§ **Selected extract**
Data Danger

I am reading more and more articles that are giddily proclaiming the power of big data.  There was a recent article that highlighted its use in the employee screening and hiring process.  If you set aside the potential legal issues there are more disconcerting elements associated with the power of data.

Romancing the data:

 Don’t get me wrong.  I have worked around a lot of data for a long time and doing so is essential to being successful at managing bad debt or preventing fraud.  There are limits however, to the power of data.   No matter how much data we gather and no matter how long we analyze it there is an asymptotic limit to what it can predict.  Anyone who has spent any time in credit, collections or in the prevention of fraud (or is a parent for that matter) can tell you that predicting human behavior is difficult.  It is tempting to assume that a system designed to manage data can actually solve all of your business issues.  The reality is that data and the systems around it can only present data for you to understand and make decisions on.

§ **Provided information**
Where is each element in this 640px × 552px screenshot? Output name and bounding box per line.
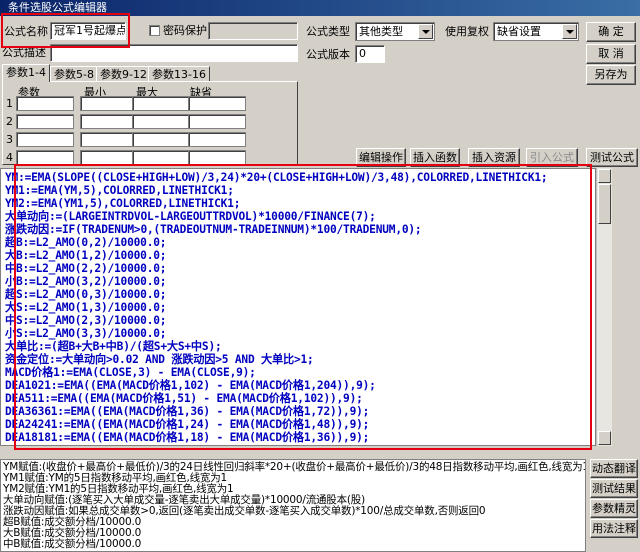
param-max-cell[interactable] [132, 114, 190, 129]
tab-params-13-16[interactable]: 参数13-16 [148, 66, 210, 82]
scroll-down-icon[interactable] [598, 431, 611, 445]
reweight-label: 使用复权 [445, 25, 489, 38]
param-min-cell[interactable] [80, 132, 138, 147]
formula-desc-label: 公式描述 [2, 46, 46, 59]
ok-button[interactable]: 确 定 [586, 22, 636, 42]
param-row-number: 4 [6, 151, 13, 164]
code-line: DEA1021:=EMA((EMA(MACD价格1,102) - EMA(MAC… [5, 379, 376, 392]
code-line: DEA511:=EMA((EMA(MACD价格1,51) - EMA(MACD价… [5, 392, 363, 405]
editor-vertical-scrollbar[interactable] [596, 168, 612, 446]
tab-params-1-4[interactable]: 参数1-4 [2, 64, 50, 82]
code-line: 涨跌动因:=IF(TRADENUM>0,(TRADEOUTNUM-TRADEIN… [5, 223, 422, 236]
test-result-button[interactable]: 测试结果 [590, 479, 638, 498]
formula-type-value: 其他类型 [359, 25, 403, 38]
formula-type-select[interactable]: 其他类型 [355, 22, 435, 41]
param-row-number: 3 [6, 133, 13, 146]
insert-resource-button[interactable]: 插入资源 [468, 148, 520, 167]
code-line: MACD价格1:=EMA(CLOSE,3) - EMA(CLOSE,9); [5, 366, 256, 379]
edit-ops-button[interactable]: 编辑操作 [356, 148, 406, 167]
code-line: 超S:=L2_AMO(0,3)/10000.0; [5, 288, 167, 301]
param-name-cell[interactable] [16, 150, 74, 165]
code-line: DEA18181:=EMA((EMA(MACD价格1,18) - EMA(MAC… [5, 431, 370, 444]
param-default-cell[interactable] [188, 132, 246, 147]
code-line: YM1:=EMA(YM,5),COLORRED,LINETHICK1; [5, 184, 234, 197]
param-default-cell[interactable] [188, 114, 246, 129]
param-default-cell[interactable] [188, 96, 246, 111]
reweight-value: 缺省设置 [497, 25, 541, 38]
param-name-cell[interactable] [16, 96, 74, 111]
code-line: DEA24241:=EMA((EMA(MACD价格1,24) - EMA(MAC… [5, 418, 370, 431]
insert-function-button[interactable]: 插入函数 [410, 148, 460, 167]
param-min-cell[interactable] [80, 96, 138, 111]
code-line: 大单动向:=(LARGEINTRDVOL-LARGEOUTTRDVOL)*100… [5, 210, 376, 223]
code-line: YM:=EMA(SLOPE((CLOSE+HIGH+LOW)/3,24)*20+… [5, 171, 548, 184]
password-input[interactable] [208, 22, 298, 40]
tab-params-5-8[interactable]: 参数5-8 [50, 66, 98, 82]
test-formula-button[interactable]: 测试公式 [586, 148, 638, 167]
param-max-cell[interactable] [132, 96, 190, 111]
code-line: 资金定位:=大单动向>0.02 AND 涨跌动因>5 AND 大单比>1; [5, 353, 314, 366]
code-line: 大B:=L2_AMO(1,2)/10000.0; [5, 249, 167, 262]
param-default-cell[interactable] [188, 150, 246, 165]
usage-notes-button[interactable]: 用法注释 [590, 519, 638, 538]
param-max-cell[interactable] [132, 150, 190, 165]
password-checkbox[interactable] [149, 25, 160, 36]
formula-name-label: 公式名称 [4, 25, 48, 38]
param-max-cell[interactable] [132, 132, 190, 147]
chevron-down-icon[interactable] [562, 24, 577, 39]
formula-version-input[interactable]: 0 [355, 45, 385, 63]
scroll-up-icon[interactable] [598, 169, 611, 183]
code-line: 小B:=L2_AMO(3,2)/10000.0; [5, 275, 167, 288]
code-line: 超B:=L2_AMO(0,2)/10000.0; [5, 236, 167, 249]
formula-type-label: 公式类型 [306, 25, 350, 38]
formula-name-input[interactable]: 冠军1号起爆点 [50, 22, 126, 40]
param-min-cell[interactable] [80, 114, 138, 129]
desc-line: 中B赋值:成交额分档/10000.0 [3, 538, 142, 550]
dynamic-translate-button[interactable]: 动态翻译 [590, 459, 638, 478]
code-line: 大单比:=(超B+大B+中B)/(超S+大S+中S); [5, 340, 222, 353]
code-editor[interactable]: YM:=EMA(SLOPE((CLOSE+HIGH+LOW)/3,24)*20+… [0, 168, 596, 446]
param-wizard-button[interactable]: 参数精灵 [590, 499, 638, 518]
param-row-number: 2 [6, 115, 13, 128]
password-label: 密码保护 [163, 24, 207, 37]
formula-desc-input[interactable] [50, 44, 298, 62]
param-row-number: 1 [6, 97, 13, 110]
translation-panel: YM赋值:(收盘价+最高价+最低价)/3的24日线性回归斜率*20+(收盘价+最… [0, 459, 586, 552]
code-line: YM2:=EMA(YM1,5),COLORRED,LINETHICK1; [5, 197, 241, 210]
param-name-cell[interactable] [16, 132, 74, 147]
param-name-cell[interactable] [16, 114, 74, 129]
title-bar: 条件选股公式编辑器 [0, 0, 640, 16]
code-line: 中S:=L2_AMO(2,3)/10000.0; [5, 314, 167, 327]
cancel-button[interactable]: 取 消 [586, 44, 636, 64]
code-line: DEA36361:=EMA((EMA(MACD价格1,36) - EMA(MAC… [5, 405, 370, 418]
code-line: 大S:=L2_AMO(1,3)/10000.0; [5, 301, 167, 314]
editor-horizontal-scrollbar[interactable] [0, 446, 612, 458]
tab-params-9-12[interactable]: 参数9-12 [96, 66, 151, 82]
reweight-select[interactable]: 缺省设置 [493, 22, 579, 41]
chevron-down-icon[interactable] [418, 24, 433, 39]
save-as-button[interactable]: 另存为 [586, 65, 636, 85]
formula-version-label: 公式版本 [306, 48, 350, 61]
import-formula-button[interactable]: 引入公式 [526, 148, 578, 167]
scroll-thumb[interactable] [598, 184, 611, 224]
code-line: 中B:=L2_AMO(2,2)/10000.0; [5, 262, 167, 275]
param-min-cell[interactable] [80, 150, 138, 165]
code-line: 小S:=L2_AMO(3,3)/10000.0; [5, 327, 167, 340]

§ **Directions**
Transcribe the passage of the big data text between "I am reading" and "with the power of data.", inclusive.

§ **Right answer**
I am reading more and more articles that are giddily proclaiming the power of big data.  There was a recent article that highlighted its use in the employee screening and hiring process.  If you set aside the potential legal issues there are more disconcerting elements associated with the power of data.